* BEGIN Listed records *
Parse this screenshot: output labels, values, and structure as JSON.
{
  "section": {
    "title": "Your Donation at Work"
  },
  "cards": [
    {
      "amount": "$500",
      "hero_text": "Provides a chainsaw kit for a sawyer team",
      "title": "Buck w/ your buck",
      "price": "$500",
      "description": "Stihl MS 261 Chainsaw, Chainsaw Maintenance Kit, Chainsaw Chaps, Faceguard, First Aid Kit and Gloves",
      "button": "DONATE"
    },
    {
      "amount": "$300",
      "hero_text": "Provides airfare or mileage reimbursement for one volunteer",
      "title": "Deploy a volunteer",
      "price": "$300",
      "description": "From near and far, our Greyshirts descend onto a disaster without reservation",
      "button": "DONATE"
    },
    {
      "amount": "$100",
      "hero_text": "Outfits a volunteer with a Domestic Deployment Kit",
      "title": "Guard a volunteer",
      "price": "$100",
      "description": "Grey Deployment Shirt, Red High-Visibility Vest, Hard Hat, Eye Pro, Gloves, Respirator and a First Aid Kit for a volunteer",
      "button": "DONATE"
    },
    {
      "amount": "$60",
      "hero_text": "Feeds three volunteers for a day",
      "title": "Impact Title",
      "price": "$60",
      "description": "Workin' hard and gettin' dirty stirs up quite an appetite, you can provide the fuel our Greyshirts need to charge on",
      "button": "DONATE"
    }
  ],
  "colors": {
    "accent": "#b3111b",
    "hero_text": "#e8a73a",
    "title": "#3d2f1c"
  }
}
* END Listed records *
What is required – Scan the data above and copy every line with "Gloves" in it.

Written response –
      "description": "Stihl MS 261 Chainsaw, Chainsaw Maintenance Kit, Chainsaw Chaps, Faceguard, First Aid Kit and Gloves",
      "description": "Grey Deployment Shirt, Red High-Visibility Vest, Hard Hat, Eye Pro, Gloves, Respirator and a First Aid Kit for a volunteer",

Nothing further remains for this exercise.